> _Supplied records_:

----------

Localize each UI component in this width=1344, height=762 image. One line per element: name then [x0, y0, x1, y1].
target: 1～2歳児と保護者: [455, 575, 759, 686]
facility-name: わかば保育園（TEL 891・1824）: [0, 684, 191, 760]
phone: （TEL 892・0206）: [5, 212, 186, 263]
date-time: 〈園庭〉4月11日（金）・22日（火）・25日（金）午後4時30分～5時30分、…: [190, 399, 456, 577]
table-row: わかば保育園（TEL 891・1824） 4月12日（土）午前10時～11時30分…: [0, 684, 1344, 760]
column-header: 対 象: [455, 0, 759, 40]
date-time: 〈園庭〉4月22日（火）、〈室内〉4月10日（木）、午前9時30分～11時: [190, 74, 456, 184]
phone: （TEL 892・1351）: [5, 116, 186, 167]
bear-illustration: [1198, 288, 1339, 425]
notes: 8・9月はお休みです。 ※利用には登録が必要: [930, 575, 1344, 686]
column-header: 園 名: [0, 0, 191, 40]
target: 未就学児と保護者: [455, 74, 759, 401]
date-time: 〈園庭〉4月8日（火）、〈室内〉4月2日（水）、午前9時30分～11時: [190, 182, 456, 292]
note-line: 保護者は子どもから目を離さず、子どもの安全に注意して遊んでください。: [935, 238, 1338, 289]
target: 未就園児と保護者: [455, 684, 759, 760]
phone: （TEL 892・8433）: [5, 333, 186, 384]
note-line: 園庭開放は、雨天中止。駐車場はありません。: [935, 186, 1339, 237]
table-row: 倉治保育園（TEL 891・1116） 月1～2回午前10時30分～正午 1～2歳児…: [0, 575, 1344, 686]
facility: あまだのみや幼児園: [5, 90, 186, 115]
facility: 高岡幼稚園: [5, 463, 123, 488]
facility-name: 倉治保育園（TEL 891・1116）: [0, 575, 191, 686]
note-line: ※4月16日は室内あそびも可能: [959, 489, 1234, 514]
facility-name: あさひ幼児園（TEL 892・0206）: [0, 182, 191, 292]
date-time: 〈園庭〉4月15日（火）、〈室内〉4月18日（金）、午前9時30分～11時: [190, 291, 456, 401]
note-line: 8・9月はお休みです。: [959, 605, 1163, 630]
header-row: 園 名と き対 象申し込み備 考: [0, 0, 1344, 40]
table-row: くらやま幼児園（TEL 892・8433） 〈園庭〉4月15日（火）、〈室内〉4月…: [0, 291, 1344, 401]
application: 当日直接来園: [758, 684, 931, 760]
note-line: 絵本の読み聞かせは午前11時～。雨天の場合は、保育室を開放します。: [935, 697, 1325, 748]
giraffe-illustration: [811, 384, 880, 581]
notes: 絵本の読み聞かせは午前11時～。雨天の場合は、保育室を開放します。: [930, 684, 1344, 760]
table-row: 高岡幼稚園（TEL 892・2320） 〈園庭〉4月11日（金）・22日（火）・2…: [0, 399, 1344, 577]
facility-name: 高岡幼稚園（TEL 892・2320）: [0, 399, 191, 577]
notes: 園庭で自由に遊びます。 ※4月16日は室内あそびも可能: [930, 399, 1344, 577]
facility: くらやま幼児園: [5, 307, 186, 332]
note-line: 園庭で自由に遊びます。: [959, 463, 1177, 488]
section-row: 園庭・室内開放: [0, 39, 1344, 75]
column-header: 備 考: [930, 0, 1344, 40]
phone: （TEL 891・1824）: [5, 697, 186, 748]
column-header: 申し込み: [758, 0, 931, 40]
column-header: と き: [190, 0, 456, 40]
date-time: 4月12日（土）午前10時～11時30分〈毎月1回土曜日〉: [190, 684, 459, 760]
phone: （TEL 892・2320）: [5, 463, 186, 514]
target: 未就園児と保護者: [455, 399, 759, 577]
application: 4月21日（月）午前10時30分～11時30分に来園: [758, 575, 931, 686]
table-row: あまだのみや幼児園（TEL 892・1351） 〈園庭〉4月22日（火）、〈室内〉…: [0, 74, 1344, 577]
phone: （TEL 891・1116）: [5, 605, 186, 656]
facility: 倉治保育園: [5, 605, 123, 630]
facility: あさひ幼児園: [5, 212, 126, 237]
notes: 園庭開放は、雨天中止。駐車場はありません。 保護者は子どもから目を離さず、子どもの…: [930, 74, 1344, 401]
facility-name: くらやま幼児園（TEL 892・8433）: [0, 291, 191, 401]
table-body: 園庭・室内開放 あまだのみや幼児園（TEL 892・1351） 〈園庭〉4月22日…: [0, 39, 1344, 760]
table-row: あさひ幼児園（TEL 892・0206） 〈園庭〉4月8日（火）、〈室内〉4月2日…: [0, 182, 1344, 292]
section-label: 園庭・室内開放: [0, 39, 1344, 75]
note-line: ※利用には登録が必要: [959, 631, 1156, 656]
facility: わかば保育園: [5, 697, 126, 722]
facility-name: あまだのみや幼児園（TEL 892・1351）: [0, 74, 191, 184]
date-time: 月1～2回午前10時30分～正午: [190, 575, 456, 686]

----------

> _The exercise_:
Copy out the records verbatim, everything from the start down to and including the line containing "header-row: 園 名と".

> _Full output_:
Localize each UI component in this width=1344, height=762 image. One line per element: name then [x0, y0, x1, y1].
target: 1～2歳児と保護者: [455, 575, 759, 686]
facility-name: わかば保育園（TEL 891・1824）: [0, 684, 191, 760]
phone: （TEL 892・0206）: [5, 212, 186, 263]
date-time: 〈園庭〉4月11日（金）・22日（火）・25日（金）午後4時30分～5時30分、…: [190, 399, 456, 577]
table-row: わかば保育園（TEL 891・1824） 4月12日（土）午前10時～11時30分…: [0, 684, 1344, 760]
column-header: 対 象: [455, 0, 759, 40]
date-time: 〈園庭〉4月22日（火）、〈室内〉4月10日（木）、午前9時30分～11時: [190, 74, 456, 184]
phone: （TEL 892・1351）: [5, 116, 186, 167]
bear-illustration: [1198, 288, 1339, 425]
notes: 8・9月はお休みです。 ※利用には登録が必要: [930, 575, 1344, 686]
column-header: 園 名: [0, 0, 191, 40]
target: 未就学児と保護者: [455, 74, 759, 401]
date-time: 〈園庭〉4月8日（火）、〈室内〉4月2日（水）、午前9時30分～11時: [190, 182, 456, 292]
note-line: 保護者は子どもから目を離さず、子どもの安全に注意して遊んでください。: [935, 238, 1338, 289]
target: 未就園児と保護者: [455, 684, 759, 760]
phone: （TEL 892・8433）: [5, 333, 186, 384]
note-line: 園庭開放は、雨天中止。駐車場はありません。: [935, 186, 1339, 237]
table-row: 倉治保育園（TEL 891・1116） 月1～2回午前10時30分～正午 1～2歳児…: [0, 575, 1344, 686]
facility: あまだのみや幼児園: [5, 90, 186, 115]
facility: 高岡幼稚園: [5, 463, 123, 488]
facility-name: 倉治保育園（TEL 891・1116）: [0, 575, 191, 686]
note-line: ※4月16日は室内あそびも可能: [959, 489, 1234, 514]
facility-name: あさひ幼児園（TEL 892・0206）: [0, 182, 191, 292]
date-time: 〈園庭〉4月15日（火）、〈室内〉4月18日（金）、午前9時30分～11時: [190, 291, 456, 401]
note-line: 8・9月はお休みです。: [959, 605, 1163, 630]
header-row: 園 名と き対 象申し込み備 考: [0, 0, 1344, 40]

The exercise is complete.